---- KUTIPAN SUMBER

Andriko Noto Susanto dan Sjahrul Bustaman
Maluku yang dijuluki dengan Provinsi Seribu Pulau, didominasi oleh pulau-pulau berukuran kecil (<15.000 km2), yang mengelompok bersama dan selanjutnya disebut kepulauan tersebar dari 20 30’ - 90 LS sampai 1240 - 1360 BT dimana hanya 10% dari luas wilayahnya merupakan daratan. Luas lautannya sekitar 52.719.100 ha sedang luas daratan sekitar 4.607.717 ha. Dari luas daratan yang 10% tersebut masih terbagi dalam 559 pulau dengan luas antara 761 – 18.625 km2. Pulau dengan ukuran relatif besar adalah pulau Seram; pulau dengan ukuran ‘agak besar’ adalah pulau Yamdena, Buru, Wokam, Kobrour, dan Trangan. Selebihnya adalah pulau-pulau ‘kecil’ dan bahkan terpencil.

--------
---- DAFTAR CATATAN

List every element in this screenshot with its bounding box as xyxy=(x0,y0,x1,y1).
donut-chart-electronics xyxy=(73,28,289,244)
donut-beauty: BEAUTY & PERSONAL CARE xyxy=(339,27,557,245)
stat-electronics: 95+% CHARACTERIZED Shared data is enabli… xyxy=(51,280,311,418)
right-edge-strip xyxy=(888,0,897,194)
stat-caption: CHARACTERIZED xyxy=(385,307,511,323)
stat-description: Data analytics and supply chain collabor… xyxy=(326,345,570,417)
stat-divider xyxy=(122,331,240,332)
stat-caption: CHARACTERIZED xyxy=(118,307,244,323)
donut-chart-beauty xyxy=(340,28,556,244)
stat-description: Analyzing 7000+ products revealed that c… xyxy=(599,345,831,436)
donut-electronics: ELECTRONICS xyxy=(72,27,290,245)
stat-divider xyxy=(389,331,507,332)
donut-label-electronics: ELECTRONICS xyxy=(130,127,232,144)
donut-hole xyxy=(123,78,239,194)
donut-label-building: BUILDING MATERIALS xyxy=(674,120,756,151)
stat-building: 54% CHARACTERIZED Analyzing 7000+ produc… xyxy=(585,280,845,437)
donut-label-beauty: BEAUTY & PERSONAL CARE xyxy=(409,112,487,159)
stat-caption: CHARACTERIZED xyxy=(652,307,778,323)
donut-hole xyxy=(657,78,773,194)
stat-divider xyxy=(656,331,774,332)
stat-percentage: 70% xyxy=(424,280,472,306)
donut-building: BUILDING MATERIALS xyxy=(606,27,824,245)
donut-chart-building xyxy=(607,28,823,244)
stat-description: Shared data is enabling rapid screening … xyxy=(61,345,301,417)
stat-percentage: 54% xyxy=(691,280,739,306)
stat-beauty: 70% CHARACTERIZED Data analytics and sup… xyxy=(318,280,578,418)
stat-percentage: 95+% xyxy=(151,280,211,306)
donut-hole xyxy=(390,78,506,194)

--------

KETENTUAN TUGAS >>
[1] Menurut kutipan sumber tentang Maluku, berapa luas daratan provinsi tersebut?
[2] Ambil setiap baris catatan yang memuat kata "PERSONAL", dengan memperhatikan perbedaan huruf besar dan kecil.

JAWABAN TIAP TUGAS >>
[1] Luas daratan Maluku sekitar 4.607.717 ha.

[2]
donut-beauty: BEAUTY & PERSONAL CARE xyxy=(339,27,557,245)
donut-label-beauty: BEAUTY & PERSONAL CARE xyxy=(409,112,487,159)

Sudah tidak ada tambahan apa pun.